◆ **Problem**: From the listing below, pull out all lines with "connector" in them.

------------------------------

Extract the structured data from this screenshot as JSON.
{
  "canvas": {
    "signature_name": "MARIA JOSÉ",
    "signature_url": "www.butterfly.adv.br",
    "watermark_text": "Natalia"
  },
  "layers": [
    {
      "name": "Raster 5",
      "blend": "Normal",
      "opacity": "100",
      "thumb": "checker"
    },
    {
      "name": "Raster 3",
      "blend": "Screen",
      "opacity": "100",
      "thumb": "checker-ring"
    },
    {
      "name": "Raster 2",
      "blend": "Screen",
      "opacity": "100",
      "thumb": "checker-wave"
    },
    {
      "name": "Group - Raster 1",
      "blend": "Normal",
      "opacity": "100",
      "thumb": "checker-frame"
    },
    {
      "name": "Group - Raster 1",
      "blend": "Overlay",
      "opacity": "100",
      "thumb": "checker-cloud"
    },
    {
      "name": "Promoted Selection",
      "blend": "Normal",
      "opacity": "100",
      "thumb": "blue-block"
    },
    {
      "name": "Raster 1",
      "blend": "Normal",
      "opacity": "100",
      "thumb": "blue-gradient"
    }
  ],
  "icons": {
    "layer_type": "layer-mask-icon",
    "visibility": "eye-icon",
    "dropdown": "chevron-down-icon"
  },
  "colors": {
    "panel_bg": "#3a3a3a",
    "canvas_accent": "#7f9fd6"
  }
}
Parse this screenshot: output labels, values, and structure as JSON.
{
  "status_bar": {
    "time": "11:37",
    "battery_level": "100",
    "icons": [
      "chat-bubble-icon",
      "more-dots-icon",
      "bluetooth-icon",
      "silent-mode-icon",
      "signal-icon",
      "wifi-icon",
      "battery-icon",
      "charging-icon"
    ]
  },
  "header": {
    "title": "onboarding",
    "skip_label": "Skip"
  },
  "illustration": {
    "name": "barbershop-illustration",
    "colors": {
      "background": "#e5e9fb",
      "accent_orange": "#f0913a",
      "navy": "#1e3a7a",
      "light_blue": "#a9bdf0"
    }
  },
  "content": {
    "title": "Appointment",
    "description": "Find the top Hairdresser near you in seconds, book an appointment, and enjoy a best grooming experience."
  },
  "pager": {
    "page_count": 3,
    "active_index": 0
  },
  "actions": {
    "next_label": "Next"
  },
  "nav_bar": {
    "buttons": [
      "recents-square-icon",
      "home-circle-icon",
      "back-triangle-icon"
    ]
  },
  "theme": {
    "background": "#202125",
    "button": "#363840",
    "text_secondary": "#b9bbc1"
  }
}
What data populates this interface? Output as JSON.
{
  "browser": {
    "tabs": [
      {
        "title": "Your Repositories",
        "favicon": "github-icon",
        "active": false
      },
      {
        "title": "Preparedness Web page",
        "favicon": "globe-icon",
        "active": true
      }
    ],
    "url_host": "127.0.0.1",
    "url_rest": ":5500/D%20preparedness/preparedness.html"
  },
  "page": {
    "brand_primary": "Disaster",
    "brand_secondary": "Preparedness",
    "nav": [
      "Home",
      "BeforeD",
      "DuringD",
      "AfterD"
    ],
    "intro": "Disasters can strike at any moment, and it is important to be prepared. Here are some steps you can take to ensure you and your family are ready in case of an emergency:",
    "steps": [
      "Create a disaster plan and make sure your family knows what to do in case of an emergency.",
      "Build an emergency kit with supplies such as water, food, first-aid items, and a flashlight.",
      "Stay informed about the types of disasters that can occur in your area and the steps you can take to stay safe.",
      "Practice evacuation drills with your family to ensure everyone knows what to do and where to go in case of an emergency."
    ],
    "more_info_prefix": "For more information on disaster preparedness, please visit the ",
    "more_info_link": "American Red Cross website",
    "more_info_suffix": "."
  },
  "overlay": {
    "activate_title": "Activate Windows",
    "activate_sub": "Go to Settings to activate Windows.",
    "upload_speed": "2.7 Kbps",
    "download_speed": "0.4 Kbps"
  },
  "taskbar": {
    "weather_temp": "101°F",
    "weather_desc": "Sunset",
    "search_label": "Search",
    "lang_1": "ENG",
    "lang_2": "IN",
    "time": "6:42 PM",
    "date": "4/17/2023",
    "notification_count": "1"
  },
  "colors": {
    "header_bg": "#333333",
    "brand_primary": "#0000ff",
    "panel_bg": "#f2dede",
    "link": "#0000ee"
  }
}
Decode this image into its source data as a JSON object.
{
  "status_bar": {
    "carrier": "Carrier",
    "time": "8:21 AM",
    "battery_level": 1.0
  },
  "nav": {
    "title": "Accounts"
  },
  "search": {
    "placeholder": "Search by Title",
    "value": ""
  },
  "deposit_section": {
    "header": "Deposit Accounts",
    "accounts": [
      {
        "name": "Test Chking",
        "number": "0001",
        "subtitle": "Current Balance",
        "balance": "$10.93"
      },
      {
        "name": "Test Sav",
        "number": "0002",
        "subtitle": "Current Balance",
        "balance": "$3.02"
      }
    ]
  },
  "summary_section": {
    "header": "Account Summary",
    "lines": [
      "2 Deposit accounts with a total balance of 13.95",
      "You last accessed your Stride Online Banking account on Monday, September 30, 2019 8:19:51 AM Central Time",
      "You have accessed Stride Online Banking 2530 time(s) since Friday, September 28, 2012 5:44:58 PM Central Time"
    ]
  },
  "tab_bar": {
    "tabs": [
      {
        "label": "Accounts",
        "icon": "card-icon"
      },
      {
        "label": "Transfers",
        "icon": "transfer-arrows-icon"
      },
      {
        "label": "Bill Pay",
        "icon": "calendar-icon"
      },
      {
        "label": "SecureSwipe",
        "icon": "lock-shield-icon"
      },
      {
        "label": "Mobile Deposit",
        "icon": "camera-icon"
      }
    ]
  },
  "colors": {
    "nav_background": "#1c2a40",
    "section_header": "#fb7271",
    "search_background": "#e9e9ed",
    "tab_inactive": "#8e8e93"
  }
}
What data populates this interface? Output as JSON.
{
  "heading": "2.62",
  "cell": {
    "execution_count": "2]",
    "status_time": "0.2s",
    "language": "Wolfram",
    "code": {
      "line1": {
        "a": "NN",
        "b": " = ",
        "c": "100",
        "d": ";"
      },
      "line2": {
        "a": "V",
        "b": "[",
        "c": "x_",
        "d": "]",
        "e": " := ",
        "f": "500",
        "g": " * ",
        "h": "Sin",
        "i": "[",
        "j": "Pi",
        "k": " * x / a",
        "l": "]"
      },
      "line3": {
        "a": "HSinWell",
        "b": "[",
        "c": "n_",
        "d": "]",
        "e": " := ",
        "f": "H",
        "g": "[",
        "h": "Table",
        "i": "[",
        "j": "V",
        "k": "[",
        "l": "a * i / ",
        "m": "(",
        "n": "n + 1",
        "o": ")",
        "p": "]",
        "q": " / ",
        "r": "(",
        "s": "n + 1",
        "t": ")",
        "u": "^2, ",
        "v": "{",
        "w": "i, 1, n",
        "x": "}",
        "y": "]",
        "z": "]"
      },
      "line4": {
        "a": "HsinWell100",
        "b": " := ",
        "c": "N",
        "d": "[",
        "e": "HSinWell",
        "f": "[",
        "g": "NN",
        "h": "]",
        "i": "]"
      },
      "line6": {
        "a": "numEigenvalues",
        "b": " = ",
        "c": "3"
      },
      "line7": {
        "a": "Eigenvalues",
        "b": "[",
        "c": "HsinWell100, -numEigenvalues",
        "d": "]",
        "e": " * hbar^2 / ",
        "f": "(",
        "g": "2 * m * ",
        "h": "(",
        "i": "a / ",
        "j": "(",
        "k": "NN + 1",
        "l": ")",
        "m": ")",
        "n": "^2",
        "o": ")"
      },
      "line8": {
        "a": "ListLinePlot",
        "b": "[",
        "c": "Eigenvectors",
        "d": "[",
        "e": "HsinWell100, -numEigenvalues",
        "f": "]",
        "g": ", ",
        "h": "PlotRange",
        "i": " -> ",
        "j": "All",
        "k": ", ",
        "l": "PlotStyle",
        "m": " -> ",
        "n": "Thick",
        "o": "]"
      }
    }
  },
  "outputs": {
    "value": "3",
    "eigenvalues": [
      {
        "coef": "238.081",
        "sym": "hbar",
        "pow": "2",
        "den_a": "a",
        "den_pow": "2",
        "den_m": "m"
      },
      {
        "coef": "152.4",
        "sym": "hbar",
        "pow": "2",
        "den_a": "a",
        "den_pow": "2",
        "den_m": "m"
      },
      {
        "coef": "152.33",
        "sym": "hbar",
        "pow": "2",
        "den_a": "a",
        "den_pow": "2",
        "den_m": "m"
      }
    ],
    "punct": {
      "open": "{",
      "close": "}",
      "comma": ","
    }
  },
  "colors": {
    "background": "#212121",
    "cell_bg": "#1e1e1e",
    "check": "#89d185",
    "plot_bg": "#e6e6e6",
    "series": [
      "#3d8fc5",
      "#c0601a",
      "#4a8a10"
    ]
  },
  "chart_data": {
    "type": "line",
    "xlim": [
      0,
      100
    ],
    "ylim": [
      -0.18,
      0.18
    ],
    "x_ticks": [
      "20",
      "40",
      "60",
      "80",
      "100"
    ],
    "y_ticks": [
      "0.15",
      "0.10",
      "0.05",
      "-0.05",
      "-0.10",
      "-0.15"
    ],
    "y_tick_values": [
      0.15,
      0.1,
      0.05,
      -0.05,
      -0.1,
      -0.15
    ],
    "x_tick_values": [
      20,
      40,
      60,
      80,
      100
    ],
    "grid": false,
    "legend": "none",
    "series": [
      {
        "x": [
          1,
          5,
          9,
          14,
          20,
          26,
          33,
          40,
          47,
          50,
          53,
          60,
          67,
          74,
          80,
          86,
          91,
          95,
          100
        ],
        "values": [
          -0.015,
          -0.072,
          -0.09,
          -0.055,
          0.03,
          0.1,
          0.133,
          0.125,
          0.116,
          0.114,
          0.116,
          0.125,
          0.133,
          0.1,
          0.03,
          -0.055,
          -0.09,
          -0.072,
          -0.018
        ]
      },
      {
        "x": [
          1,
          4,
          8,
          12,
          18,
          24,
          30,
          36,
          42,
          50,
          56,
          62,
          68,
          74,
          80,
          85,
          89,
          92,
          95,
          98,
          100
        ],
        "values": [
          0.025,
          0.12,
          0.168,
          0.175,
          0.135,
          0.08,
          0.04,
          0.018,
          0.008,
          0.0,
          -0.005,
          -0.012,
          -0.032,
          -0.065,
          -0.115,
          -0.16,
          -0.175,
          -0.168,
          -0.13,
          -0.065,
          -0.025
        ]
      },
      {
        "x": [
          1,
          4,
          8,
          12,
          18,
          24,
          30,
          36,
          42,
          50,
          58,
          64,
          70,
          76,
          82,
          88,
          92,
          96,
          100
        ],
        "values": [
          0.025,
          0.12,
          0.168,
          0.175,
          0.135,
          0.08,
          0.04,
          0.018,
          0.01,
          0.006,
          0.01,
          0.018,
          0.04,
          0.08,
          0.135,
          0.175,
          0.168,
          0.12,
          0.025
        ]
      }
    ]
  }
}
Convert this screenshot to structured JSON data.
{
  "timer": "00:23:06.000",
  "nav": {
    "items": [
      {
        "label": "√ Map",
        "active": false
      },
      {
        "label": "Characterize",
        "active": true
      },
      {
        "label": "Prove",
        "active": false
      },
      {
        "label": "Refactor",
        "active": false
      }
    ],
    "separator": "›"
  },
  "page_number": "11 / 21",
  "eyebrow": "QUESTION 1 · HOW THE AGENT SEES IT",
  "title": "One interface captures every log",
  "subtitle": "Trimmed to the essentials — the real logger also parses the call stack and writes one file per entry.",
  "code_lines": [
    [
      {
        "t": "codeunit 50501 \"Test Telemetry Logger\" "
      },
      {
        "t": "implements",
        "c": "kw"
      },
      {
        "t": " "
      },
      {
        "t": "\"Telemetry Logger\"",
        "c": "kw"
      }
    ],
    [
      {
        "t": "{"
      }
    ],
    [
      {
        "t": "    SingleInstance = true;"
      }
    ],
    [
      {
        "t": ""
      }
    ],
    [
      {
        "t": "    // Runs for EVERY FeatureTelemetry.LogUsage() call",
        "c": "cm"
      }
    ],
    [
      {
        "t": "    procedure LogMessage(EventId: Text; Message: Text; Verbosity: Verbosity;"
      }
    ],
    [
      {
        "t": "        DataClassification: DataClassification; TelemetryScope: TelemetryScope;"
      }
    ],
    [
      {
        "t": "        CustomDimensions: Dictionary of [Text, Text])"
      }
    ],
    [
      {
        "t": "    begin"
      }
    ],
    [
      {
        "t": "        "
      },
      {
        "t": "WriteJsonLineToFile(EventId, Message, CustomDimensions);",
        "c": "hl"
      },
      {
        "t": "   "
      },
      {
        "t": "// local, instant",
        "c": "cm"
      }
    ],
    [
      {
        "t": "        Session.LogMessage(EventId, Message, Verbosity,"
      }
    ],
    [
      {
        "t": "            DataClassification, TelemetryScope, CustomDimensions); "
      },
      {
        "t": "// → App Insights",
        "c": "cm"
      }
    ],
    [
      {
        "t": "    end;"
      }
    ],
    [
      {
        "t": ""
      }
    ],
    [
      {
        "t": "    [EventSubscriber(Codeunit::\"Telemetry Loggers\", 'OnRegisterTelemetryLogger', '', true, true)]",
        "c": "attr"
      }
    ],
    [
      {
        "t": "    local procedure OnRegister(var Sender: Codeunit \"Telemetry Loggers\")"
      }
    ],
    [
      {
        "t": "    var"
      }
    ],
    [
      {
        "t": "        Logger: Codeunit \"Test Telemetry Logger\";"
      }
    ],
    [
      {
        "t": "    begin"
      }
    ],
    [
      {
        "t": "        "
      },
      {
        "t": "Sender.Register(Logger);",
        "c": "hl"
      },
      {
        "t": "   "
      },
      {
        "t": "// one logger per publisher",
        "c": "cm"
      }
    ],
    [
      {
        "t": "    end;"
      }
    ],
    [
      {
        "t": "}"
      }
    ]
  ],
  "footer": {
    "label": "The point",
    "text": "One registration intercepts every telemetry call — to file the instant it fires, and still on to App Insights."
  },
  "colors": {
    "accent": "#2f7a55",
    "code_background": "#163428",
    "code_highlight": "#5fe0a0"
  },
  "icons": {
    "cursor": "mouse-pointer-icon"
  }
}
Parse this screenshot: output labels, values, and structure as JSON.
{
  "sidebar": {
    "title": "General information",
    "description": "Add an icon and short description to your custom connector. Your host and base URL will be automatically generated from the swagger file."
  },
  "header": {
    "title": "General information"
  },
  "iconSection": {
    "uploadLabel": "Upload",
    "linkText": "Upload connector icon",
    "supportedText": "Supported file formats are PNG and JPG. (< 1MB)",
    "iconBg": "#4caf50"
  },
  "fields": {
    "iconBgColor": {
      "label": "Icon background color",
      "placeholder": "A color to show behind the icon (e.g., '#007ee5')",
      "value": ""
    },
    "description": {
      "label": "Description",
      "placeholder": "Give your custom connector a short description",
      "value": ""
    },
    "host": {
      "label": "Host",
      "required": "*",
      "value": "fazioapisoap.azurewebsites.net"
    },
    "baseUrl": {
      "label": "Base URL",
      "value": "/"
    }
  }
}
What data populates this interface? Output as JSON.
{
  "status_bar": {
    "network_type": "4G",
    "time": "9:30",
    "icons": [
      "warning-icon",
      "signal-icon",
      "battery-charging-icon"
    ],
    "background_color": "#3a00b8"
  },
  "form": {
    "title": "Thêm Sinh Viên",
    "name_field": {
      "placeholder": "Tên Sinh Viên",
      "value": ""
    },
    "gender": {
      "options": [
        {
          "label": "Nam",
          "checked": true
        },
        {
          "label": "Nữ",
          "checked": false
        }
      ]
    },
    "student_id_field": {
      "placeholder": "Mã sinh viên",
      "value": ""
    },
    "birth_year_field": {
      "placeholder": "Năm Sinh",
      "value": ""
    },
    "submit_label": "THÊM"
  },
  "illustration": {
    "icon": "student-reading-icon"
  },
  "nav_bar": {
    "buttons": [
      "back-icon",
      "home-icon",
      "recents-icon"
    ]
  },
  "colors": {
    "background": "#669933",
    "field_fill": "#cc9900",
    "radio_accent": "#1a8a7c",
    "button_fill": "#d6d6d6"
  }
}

------------------------------

◆ **The result**:
    "description": "Add an icon and short description to your custom connector. Your host and base URL will be automatically generated from the swagger file."
    "linkText": "Upload connector icon",
      "placeholder": "Give your custom connector a short description",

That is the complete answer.